• _Exercise description_:
Can the data below be set down again exactly, line for line?

• _Stored rows_:
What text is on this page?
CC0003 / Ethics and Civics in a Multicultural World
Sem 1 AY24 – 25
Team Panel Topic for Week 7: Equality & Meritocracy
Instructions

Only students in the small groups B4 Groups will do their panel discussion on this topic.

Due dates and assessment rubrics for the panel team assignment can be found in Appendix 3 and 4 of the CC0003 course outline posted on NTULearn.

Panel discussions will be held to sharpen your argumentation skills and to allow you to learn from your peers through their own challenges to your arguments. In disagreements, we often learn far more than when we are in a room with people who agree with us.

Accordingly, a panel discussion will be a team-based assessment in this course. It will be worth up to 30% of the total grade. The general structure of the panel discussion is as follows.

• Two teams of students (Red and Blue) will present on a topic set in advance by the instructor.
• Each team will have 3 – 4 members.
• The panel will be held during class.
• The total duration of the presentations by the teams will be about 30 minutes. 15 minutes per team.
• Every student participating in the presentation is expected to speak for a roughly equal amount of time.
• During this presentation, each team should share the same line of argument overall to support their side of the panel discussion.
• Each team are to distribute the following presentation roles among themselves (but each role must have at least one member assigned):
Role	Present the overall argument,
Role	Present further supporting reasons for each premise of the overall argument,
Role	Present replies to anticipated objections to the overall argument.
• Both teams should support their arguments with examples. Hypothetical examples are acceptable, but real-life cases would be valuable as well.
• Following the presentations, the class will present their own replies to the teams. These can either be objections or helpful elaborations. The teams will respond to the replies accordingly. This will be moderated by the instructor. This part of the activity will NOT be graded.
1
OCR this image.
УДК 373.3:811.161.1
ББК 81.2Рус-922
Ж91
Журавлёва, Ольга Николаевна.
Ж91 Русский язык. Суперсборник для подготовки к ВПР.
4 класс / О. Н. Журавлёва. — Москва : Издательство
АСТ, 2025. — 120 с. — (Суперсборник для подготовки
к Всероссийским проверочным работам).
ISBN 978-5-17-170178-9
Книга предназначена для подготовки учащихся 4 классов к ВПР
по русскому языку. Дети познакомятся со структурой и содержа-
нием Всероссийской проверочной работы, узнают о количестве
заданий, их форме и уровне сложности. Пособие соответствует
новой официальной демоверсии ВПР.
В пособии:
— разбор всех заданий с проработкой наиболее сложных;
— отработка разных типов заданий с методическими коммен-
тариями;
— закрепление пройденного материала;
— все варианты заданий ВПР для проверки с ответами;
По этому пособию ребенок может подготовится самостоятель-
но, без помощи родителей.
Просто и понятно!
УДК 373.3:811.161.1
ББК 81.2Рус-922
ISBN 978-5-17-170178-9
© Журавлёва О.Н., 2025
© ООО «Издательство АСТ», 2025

• _Answer to this task_:
What text is on this page?
CC0003 / Ethics and Civics in a Multicultural World
Sem 1 AY24 – 25
Team Panel Topic for Week 7: Equality & Meritocracy
Instructions

Only students in the small groups B4 Groups will do their panel discussion on this topic.

Due dates and assessment rubrics for the panel team assignment can be found in Appendix 3 and 4 of the CC0003 course outline posted on NTULearn.

Panel discussions will be held to sharpen your argumentation skills and to allow you to learn from your peers through their own challenges to your arguments. In disagreements, we often learn far more than when we are in a room with people who agree with us.

Accordingly, a panel discussion will be a team-based assessment in this course. It will be worth up to 30% of the total grade. The general structure of the panel discussion is as follows.

• Two teams of students (Red and Blue) will present on a topic set in advance by the instructor.
• Each team will have 3 – 4 members.
• The panel will be held during class.
• The total duration of the presentations by the teams will be about 30 minutes. 15 minutes per team.
• Every student participating in the presentation is expected to speak for a roughly equal amount of time.
• During this presentation, each team should share the same line of argument overall to support their side of the panel discussion.
• Each team are to distribute the following presentation roles among themselves (but each role must have at least one member assigned):
Role	Present the overall argument,
Role	Present further supporting reasons for each premise of the overall argument,
Role	Present replies to anticipated objections to the overall argument.
• Both teams should support their arguments with examples. Hypothetical examples are acceptable, but real-life cases would be valuable as well.
• Following the presentations, the class will present their own replies to the teams. These can either be objections or helpful elaborations. The teams will respond to the replies accordingly. This will be moderated by the instructor. This part of the activity will NOT be graded.
1
OCR this image.
УДК 373.3:811.161.1
ББК 81.2Рус-922
Ж91
Журавлёва, Ольга Николаевна.
Ж91 Русский язык. Суперсборник для подготовки к ВПР.
4 класс / О. Н. Журавлёва. — Москва : Издательство
АСТ, 2025. — 120 с. — (Суперсборник для подготовки
к Всероссийским проверочным работам).
ISBN 978-5-17-170178-9
Книга предназначена для подготовки учащихся 4 классов к ВПР
по русскому языку. Дети познакомятся со структурой и содержа-
нием Всероссийской проверочной работы, узнают о количестве
заданий, их форме и уровне сложности. Пособие соответствует
новой официальной демоверсии ВПР.
В пособии:
— разбор всех заданий с проработкой наиболее сложных;
— отработка разных типов заданий с методическими коммен-
тариями;
— закрепление пройденного материала;
— все варианты заданий ВПР для проверки с ответами;
По этому пособию ребенок может подготовится самостоятель-
но, без помощи родителей.
Просто и понятно!
УДК 373.3:811.161.1
ББК 81.2Рус-922
ISBN 978-5-17-170178-9
© Журавлёва О.Н., 2025
© ООО «Издательство АСТ», 2025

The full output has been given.